━━━━━ DATA SHOWN

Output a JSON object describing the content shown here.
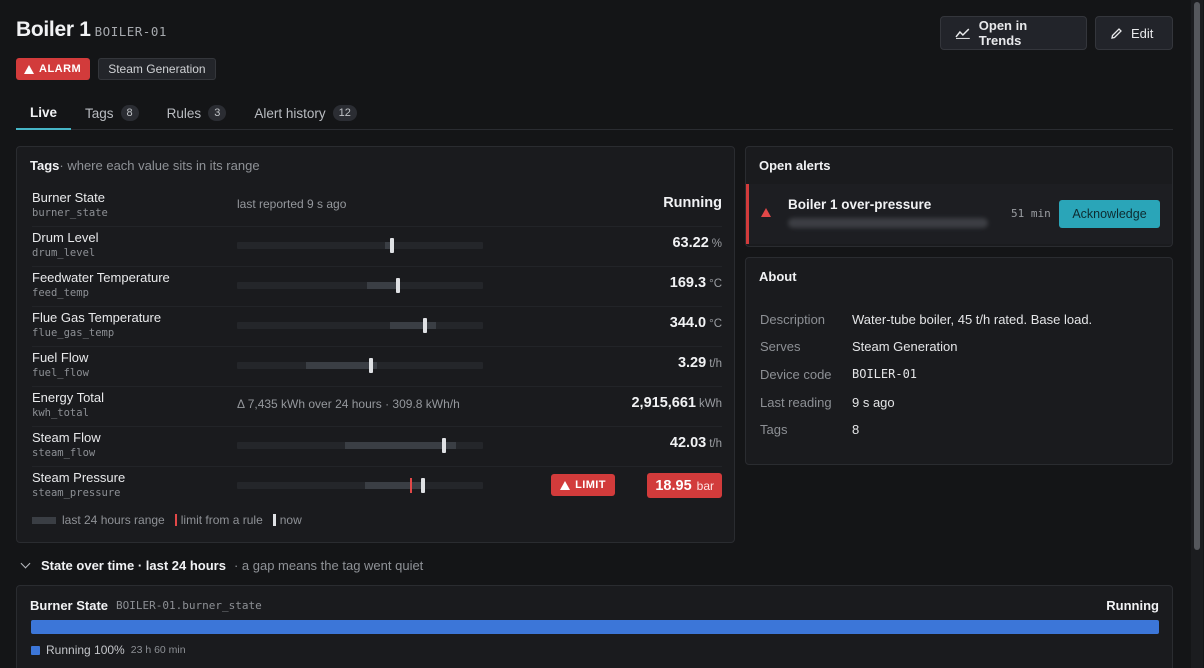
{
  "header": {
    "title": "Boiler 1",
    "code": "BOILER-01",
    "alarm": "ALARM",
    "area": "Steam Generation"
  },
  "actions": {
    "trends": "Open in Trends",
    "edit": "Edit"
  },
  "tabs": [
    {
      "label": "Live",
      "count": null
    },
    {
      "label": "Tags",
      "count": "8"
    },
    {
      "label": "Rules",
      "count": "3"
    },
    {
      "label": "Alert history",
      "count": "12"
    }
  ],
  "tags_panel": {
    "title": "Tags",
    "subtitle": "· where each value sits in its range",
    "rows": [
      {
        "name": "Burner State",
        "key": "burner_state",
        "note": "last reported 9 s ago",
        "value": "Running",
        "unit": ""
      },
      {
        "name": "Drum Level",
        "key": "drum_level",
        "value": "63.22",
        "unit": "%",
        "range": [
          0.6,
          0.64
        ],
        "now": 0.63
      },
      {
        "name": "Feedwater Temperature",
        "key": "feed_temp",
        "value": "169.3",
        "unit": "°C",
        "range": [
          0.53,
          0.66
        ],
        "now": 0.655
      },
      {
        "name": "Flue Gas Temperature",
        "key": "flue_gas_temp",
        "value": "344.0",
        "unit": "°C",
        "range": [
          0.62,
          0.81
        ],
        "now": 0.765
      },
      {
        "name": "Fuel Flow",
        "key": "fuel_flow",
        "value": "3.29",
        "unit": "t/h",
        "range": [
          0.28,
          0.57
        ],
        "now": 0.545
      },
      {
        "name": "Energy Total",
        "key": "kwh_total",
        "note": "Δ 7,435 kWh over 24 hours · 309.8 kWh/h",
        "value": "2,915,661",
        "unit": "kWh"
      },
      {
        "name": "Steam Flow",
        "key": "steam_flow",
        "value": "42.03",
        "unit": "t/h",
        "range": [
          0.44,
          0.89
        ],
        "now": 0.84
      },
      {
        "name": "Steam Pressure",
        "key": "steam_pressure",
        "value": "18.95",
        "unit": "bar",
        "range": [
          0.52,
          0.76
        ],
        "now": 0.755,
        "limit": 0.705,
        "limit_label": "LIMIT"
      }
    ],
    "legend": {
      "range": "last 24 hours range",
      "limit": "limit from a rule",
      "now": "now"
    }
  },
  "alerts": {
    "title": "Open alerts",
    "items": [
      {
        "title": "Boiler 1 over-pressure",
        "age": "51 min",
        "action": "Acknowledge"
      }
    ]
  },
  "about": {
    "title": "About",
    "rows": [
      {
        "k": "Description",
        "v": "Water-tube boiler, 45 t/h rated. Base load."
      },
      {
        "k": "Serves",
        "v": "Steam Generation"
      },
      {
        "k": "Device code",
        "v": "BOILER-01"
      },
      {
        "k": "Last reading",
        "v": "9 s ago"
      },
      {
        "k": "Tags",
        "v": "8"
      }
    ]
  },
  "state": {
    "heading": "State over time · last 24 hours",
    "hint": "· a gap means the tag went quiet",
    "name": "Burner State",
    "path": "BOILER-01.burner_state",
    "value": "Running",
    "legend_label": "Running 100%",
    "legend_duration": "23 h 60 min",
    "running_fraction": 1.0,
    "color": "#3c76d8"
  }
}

━━━━━━━━━━
━━━━━ DATA SHOWN

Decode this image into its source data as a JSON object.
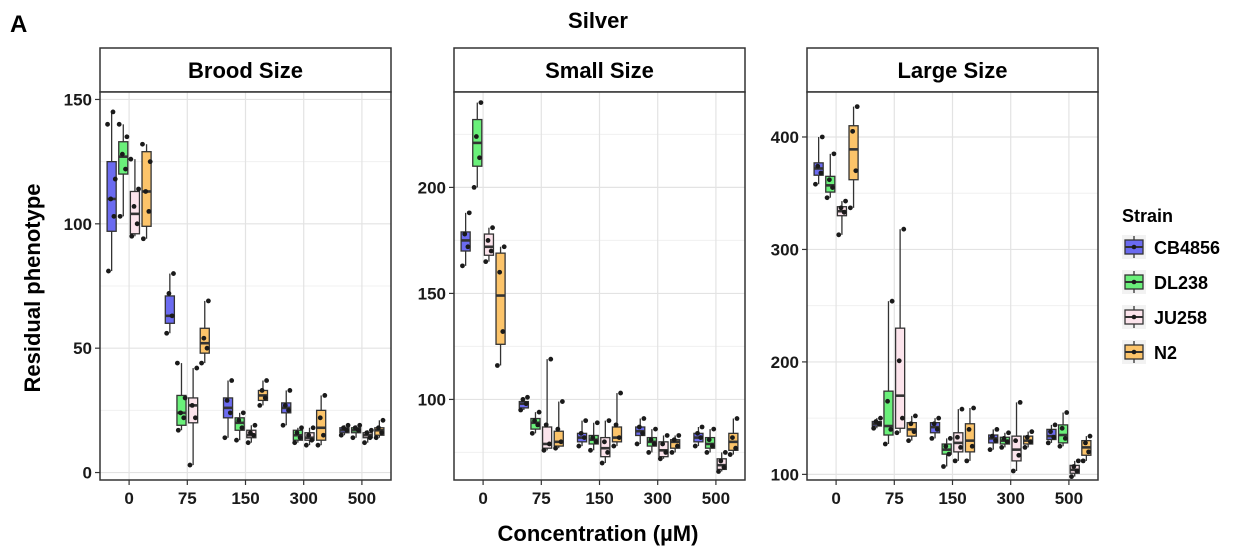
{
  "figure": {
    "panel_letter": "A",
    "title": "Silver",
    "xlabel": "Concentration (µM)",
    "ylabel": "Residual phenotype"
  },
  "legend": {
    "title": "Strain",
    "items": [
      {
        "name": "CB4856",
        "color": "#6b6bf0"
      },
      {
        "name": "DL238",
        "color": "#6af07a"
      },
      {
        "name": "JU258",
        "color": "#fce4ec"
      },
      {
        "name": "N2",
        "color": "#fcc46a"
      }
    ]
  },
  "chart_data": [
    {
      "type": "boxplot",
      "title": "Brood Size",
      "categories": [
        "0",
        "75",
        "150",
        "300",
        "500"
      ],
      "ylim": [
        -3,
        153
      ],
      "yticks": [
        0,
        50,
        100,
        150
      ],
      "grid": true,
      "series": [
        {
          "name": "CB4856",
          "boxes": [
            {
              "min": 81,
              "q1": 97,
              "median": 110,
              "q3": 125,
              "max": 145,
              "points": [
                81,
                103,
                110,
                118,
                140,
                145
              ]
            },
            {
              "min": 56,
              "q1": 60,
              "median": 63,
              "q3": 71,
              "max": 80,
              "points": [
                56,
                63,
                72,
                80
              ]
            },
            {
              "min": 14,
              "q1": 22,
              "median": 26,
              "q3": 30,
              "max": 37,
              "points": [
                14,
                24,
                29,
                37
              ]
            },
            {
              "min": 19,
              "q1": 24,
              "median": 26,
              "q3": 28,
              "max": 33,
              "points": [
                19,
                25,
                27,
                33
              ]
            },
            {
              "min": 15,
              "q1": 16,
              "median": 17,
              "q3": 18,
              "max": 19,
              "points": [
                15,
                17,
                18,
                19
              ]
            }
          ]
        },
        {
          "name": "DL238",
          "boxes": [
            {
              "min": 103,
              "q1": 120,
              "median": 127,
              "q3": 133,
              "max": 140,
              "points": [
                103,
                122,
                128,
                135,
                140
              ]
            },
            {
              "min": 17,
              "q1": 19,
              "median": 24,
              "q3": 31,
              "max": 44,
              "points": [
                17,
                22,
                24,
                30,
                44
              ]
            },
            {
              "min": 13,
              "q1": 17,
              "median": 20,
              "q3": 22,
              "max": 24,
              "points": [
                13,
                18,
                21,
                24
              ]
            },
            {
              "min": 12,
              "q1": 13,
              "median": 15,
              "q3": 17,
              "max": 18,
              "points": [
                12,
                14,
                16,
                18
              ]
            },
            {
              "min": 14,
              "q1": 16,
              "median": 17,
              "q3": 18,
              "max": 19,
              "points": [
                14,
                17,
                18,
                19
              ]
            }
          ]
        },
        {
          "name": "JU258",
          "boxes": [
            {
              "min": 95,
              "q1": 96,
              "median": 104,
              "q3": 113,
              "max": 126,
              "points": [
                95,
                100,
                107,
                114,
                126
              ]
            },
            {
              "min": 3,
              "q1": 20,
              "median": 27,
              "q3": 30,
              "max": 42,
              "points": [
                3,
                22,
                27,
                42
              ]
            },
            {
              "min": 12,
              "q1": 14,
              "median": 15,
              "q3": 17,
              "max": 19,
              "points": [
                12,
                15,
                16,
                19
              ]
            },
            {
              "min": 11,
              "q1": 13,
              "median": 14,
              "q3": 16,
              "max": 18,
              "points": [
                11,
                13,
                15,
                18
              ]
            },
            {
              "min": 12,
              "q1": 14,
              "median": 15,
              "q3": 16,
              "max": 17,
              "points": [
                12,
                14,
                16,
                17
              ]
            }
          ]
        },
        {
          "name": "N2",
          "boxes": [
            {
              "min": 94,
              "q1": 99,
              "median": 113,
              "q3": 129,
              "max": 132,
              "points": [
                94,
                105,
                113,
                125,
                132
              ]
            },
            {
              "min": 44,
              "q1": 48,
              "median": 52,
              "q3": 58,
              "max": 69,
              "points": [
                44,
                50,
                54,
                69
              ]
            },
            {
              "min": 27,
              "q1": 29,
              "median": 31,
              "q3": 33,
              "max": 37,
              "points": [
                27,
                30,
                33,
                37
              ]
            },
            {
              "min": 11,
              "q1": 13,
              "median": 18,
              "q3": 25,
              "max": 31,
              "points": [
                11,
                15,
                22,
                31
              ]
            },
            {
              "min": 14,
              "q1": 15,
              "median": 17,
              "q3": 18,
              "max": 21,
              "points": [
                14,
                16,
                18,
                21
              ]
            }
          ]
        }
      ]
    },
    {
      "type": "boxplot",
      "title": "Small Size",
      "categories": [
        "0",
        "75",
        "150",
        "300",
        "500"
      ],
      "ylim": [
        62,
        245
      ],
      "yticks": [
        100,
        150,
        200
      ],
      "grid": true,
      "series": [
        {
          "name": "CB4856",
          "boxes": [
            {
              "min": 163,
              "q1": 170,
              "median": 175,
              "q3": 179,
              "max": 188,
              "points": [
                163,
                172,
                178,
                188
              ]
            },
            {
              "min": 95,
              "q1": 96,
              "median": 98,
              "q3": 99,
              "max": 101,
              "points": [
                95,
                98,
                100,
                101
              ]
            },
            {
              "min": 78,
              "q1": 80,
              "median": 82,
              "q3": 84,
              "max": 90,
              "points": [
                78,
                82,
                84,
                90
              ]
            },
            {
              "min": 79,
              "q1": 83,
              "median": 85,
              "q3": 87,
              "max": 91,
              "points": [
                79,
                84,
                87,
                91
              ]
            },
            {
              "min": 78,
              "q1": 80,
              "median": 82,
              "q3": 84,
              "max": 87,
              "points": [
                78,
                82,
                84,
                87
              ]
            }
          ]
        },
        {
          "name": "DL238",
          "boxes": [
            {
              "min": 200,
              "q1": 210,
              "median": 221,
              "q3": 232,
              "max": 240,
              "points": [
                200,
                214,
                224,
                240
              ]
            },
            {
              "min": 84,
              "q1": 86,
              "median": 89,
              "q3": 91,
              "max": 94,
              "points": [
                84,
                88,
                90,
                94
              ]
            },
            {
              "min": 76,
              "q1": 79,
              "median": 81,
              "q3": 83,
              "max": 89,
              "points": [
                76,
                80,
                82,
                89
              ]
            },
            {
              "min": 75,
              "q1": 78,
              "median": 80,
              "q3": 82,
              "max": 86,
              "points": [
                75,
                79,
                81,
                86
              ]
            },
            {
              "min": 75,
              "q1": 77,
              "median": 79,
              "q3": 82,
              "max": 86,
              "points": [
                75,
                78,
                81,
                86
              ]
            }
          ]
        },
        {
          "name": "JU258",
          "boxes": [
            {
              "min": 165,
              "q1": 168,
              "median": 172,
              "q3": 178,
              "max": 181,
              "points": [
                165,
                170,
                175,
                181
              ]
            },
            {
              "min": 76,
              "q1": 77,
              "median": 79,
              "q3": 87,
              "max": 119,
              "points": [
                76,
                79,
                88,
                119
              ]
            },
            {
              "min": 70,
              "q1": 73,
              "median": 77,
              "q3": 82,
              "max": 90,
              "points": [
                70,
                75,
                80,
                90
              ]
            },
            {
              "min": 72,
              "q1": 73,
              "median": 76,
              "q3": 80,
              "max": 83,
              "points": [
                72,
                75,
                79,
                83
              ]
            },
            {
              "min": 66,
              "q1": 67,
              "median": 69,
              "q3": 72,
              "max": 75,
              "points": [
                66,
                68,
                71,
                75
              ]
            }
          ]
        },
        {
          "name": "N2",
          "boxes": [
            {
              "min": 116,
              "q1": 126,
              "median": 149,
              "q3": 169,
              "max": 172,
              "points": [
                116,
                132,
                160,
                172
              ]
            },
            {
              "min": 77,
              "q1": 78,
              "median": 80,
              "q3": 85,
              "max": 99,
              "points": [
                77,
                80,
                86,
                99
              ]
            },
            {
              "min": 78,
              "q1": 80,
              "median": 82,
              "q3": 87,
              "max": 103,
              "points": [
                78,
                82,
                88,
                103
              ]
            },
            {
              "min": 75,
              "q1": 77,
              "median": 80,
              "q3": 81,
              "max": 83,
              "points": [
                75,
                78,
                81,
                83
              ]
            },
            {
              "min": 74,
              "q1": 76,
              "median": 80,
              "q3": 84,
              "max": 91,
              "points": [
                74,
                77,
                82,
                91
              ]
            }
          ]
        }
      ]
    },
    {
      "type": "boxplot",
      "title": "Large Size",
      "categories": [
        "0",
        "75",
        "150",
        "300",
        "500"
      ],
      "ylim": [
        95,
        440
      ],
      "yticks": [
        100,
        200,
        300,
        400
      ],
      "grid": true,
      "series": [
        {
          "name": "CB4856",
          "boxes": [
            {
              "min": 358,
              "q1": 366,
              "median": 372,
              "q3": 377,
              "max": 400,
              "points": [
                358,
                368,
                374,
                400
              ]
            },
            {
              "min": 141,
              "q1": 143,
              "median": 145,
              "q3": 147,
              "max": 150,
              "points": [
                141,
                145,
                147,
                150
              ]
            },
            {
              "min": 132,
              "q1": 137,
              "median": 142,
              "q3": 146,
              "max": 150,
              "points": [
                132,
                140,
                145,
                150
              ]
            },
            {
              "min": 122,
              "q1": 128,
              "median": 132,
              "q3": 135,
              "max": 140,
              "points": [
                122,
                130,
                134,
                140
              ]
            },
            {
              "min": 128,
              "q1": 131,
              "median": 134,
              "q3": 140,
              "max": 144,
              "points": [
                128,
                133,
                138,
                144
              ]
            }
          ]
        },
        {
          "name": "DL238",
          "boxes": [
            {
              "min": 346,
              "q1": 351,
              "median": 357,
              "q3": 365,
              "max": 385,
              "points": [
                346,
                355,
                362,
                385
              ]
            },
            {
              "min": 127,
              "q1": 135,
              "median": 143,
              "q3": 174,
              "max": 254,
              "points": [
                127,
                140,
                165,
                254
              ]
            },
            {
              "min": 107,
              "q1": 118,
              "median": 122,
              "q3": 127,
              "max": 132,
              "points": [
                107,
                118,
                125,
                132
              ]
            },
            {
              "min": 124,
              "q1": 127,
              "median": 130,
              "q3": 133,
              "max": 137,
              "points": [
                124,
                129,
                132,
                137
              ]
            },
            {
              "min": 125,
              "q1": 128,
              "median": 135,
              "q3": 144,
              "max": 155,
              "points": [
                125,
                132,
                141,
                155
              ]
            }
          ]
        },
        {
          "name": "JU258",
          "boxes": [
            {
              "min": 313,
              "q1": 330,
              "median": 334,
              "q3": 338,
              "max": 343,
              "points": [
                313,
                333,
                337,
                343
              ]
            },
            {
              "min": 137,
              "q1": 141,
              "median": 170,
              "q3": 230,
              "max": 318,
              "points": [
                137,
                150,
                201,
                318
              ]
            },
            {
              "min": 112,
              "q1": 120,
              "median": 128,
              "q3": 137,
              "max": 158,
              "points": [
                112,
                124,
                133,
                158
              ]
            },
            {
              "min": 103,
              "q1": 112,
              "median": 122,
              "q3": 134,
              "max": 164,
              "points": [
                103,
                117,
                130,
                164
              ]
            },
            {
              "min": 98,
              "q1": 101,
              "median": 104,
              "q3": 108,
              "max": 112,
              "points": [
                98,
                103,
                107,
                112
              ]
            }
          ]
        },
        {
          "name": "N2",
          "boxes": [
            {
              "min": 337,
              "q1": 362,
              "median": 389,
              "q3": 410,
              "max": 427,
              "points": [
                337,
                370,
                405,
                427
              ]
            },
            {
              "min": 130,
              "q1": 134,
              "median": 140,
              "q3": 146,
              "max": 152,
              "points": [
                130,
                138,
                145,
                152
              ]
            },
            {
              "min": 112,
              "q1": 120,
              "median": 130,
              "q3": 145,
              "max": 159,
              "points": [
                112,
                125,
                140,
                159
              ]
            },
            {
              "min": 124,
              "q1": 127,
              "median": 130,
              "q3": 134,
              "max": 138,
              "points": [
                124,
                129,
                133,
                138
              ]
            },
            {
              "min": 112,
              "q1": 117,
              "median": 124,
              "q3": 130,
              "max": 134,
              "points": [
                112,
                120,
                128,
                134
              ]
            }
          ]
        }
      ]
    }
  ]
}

━━━━━━━━━━

_WHAT THE TASK ASKS_
Only a number is expected here: the count of lines in the listing that hold the string "note".

_SOLUTION TO THIS TASK_
2